» **Written request**: Return the material below in full and exactly.

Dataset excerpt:
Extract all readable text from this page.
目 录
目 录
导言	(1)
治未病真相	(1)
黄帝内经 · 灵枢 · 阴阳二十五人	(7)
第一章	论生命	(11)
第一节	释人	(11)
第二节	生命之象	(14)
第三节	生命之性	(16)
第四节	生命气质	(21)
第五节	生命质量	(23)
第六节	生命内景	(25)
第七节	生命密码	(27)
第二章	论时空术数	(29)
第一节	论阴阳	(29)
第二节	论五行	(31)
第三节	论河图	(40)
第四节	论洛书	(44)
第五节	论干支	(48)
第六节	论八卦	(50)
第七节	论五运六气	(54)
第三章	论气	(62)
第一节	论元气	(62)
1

» **Written solution**:
Extract all readable text from this page.
目 录
目 录
导言	(1)
治未病真相	(1)
黄帝内经 · 灵枢 · 阴阳二十五人	(7)
第一章	论生命	(11)
第一节	释人	(11)
第二节	生命之象	(14)
第三节	生命之性	(16)
第四节	生命气质	(21)
第五节	生命质量	(23)
第六节	生命内景	(25)
第七节	生命密码	(27)
第二章	论时空术数	(29)
第一节	论阴阳	(29)
第二节	论五行	(31)
第三节	论河图	(40)
第四节	论洛书	(44)
第五节	论干支	(48)
第六节	论八卦	(50)
第七节	论五运六气	(54)
第三章	论气	(62)
第一节	论元气	(62)
1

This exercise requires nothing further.